• [Exercise goal]:
Copy all of the material exactly. Pictures are not to appear in the copy.

## BEGIN Data for this task

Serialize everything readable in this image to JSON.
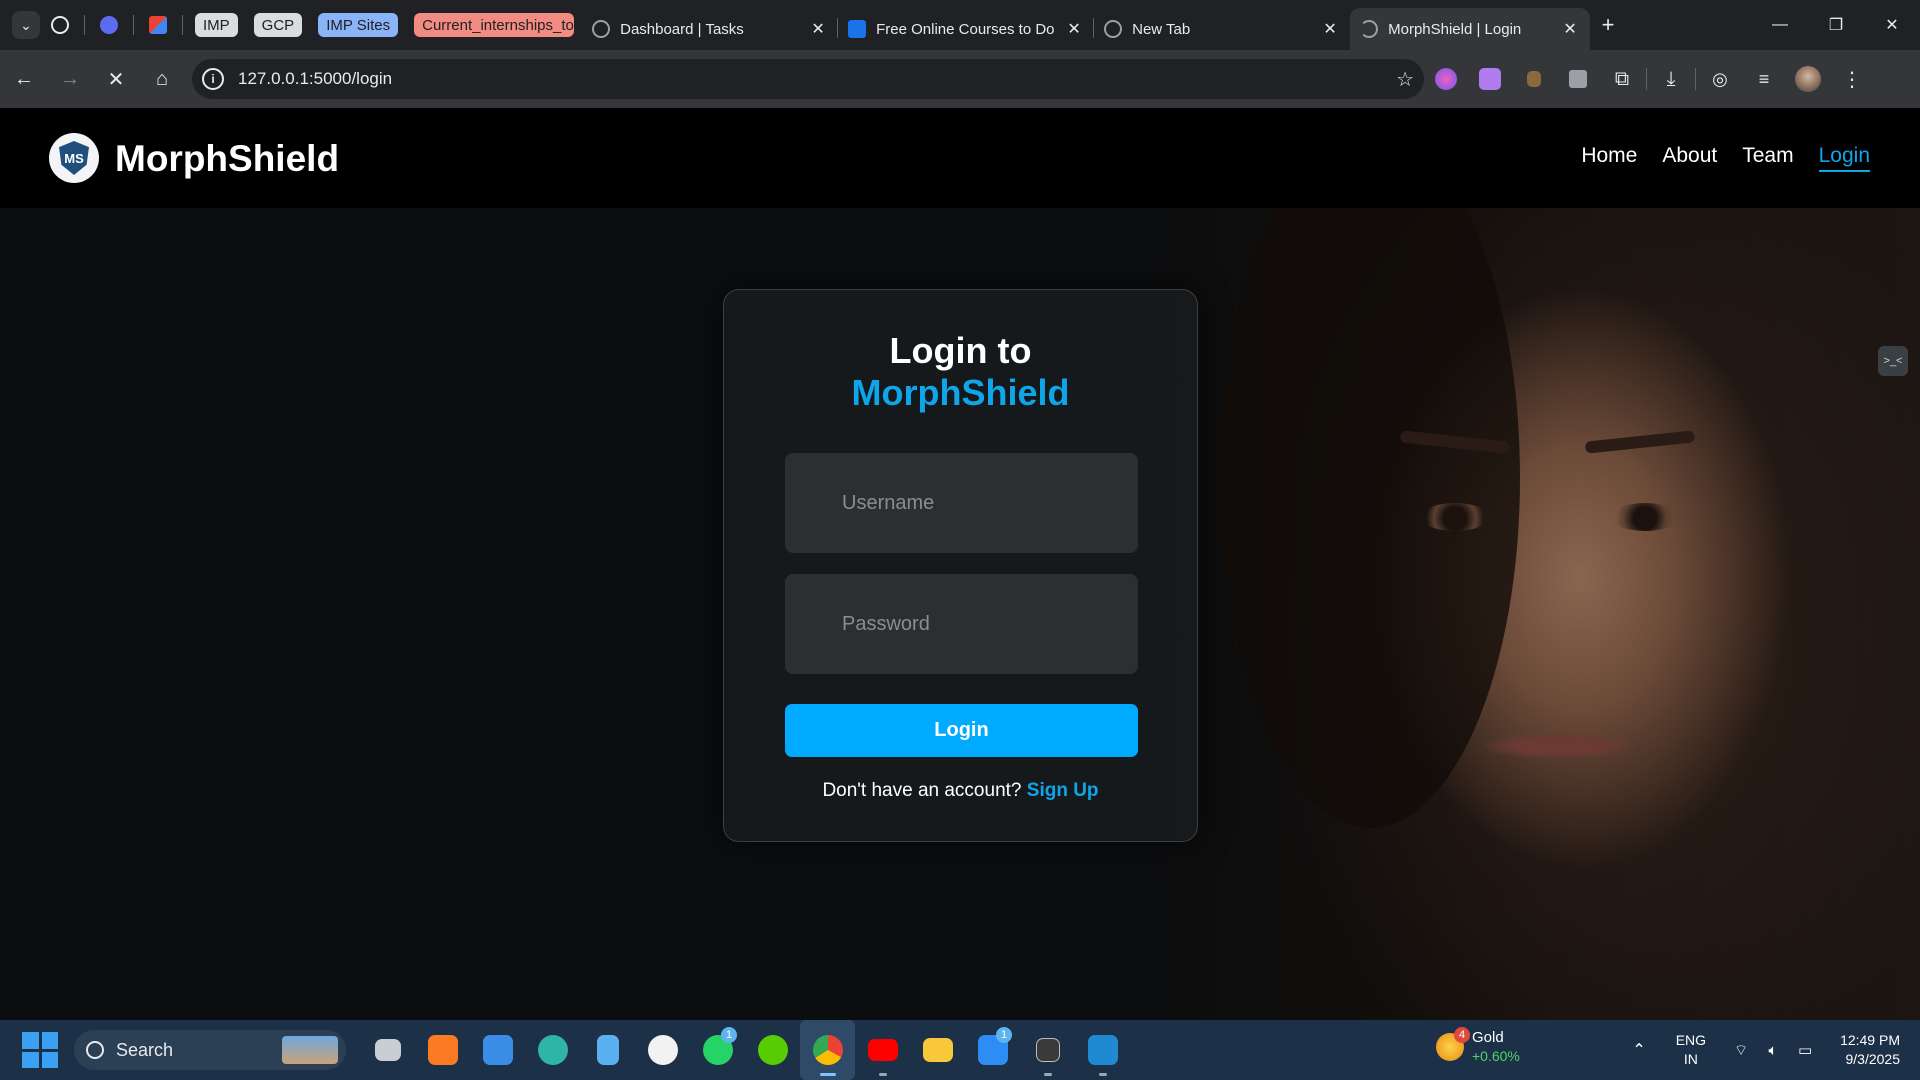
{
  "browser": {
    "pinned_groups": [
      {
        "label": "IMP",
        "color": "#dadce0"
      },
      {
        "label": "GCP",
        "color": "#dadce0"
      },
      {
        "label": "IMP Sites",
        "color": "#8ab4f8"
      },
      {
        "label": "Current_internships_to",
        "color": "#f28b82"
      }
    ],
    "tabs": [
      {
        "title": "Dashboard | Tasks",
        "close": "✕"
      },
      {
        "title": "Free Online Courses to Do",
        "close": "✕"
      },
      {
        "title": "New Tab",
        "close": "✕"
      },
      {
        "title": "MorphShield | Login",
        "close": "✕",
        "active": true
      }
    ],
    "new_tab": "+",
    "address": "127.0.0.1:5000/login",
    "window_controls": [
      "—",
      "❐",
      "✕"
    ]
  },
  "site": {
    "brand": "MorphShield",
    "logo_text": "MS",
    "nav": [
      {
        "label": "Home"
      },
      {
        "label": "About"
      },
      {
        "label": "Team"
      },
      {
        "label": "Login",
        "active": true
      }
    ],
    "side_extension_glyph": ">_<"
  },
  "login": {
    "title_line1": "Login to",
    "title_line2": "MorphShield",
    "username_placeholder": "Username",
    "password_placeholder": "Password",
    "button_label": "Login",
    "signup_prompt": "Don't have an account?",
    "signup_link": "Sign Up",
    "accent_color": "#0ea5e9"
  },
  "taskbar": {
    "search_label": "Search",
    "apps": [
      {
        "name": "task-view",
        "color": "#c9ced4"
      },
      {
        "name": "xampp",
        "color": "#fb7a24"
      },
      {
        "name": "microsoft-store",
        "color": "#3a8ee6"
      },
      {
        "name": "edge",
        "color": "#2fb5a6"
      },
      {
        "name": "notepad",
        "color": "#5ab0f0"
      },
      {
        "name": "uplay",
        "color": "#f2f2f2"
      },
      {
        "name": "whatsapp",
        "color": "#25d366",
        "badge": "1"
      },
      {
        "name": "duolingo",
        "color": "#58cc02"
      },
      {
        "name": "chrome",
        "color": "#4285f4",
        "active": true
      },
      {
        "name": "youtube",
        "color": "#ff0000"
      },
      {
        "name": "file-explorer",
        "color": "#f8c73a"
      },
      {
        "name": "todo",
        "color": "#2e8df5",
        "badge": "1"
      },
      {
        "name": "medium",
        "color": "#e8e8e8"
      },
      {
        "name": "vscode",
        "color": "#1f8ad2"
      }
    ],
    "widget": {
      "name": "Gold",
      "value": "+0.60%",
      "badge": "4"
    },
    "language": {
      "line1": "ENG",
      "line2": "IN"
    },
    "time": "12:49 PM",
    "date": "9/3/2025"
  }
}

## END Data for this task

• [Exercise result]:
Serialize everything readable in this image to JSON.
{
  "browser": {
    "pinned_groups": [
      {
        "label": "IMP",
        "color": "#dadce0"
      },
      {
        "label": "GCP",
        "color": "#dadce0"
      },
      {
        "label": "IMP Sites",
        "color": "#8ab4f8"
      },
      {
        "label": "Current_internships_to",
        "color": "#f28b82"
      }
    ],
    "tabs": [
      {
        "title": "Dashboard | Tasks",
        "close": "✕"
      },
      {
        "title": "Free Online Courses to Do",
        "close": "✕"
      },
      {
        "title": "New Tab",
        "close": "✕"
      },
      {
        "title": "MorphShield | Login",
        "close": "✕",
        "active": true
      }
    ],
    "new_tab": "+",
    "address": "127.0.0.1:5000/login",
    "window_controls": [
      "—",
      "❐",
      "✕"
    ]
  },
  "site": {
    "brand": "MorphShield",
    "logo_text": "MS",
    "nav": [
      {
        "label": "Home"
      },
      {
        "label": "About"
      },
      {
        "label": "Team"
      },
      {
        "label": "Login",
        "active": true
      }
    ],
    "side_extension_glyph": ">_<"
  },
  "login": {
    "title_line1": "Login to",
    "title_line2": "MorphShield",
    "username_placeholder": "Username",
    "password_placeholder": "Password",
    "button_label": "Login",
    "signup_prompt": "Don't have an account?",
    "signup_link": "Sign Up",
    "accent_color": "#0ea5e9"
  },
  "taskbar": {
    "search_label": "Search",
    "apps": [
      {
        "name": "task-view",
        "color": "#c9ced4"
      },
      {
        "name": "xampp",
        "color": "#fb7a24"
      },
      {
        "name": "microsoft-store",
        "color": "#3a8ee6"
      },
      {
        "name": "edge",
        "color": "#2fb5a6"
      },
      {
        "name": "notepad",
        "color": "#5ab0f0"
      },
      {
        "name": "uplay",
        "color": "#f2f2f2"
      },
      {
        "name": "whatsapp",
        "color": "#25d366",
        "badge": "1"
      },
      {
        "name": "duolingo",
        "color": "#58cc02"
      },
      {
        "name": "chrome",
        "color": "#4285f4",
        "active": true
      },
      {
        "name": "youtube",
        "color": "#ff0000"
      },
      {
        "name": "file-explorer",
        "color": "#f8c73a"
      },
      {
        "name": "todo",
        "color": "#2e8df5",
        "badge": "1"
      },
      {
        "name": "medium",
        "color": "#e8e8e8"
      },
      {
        "name": "vscode",
        "color": "#1f8ad2"
      }
    ],
    "widget": {
      "name": "Gold",
      "value": "+0.60%",
      "badge": "4"
    },
    "language": {
      "line1": "ENG",
      "line2": "IN"
    },
    "time": "12:49 PM",
    "date": "9/3/2025"
  }
}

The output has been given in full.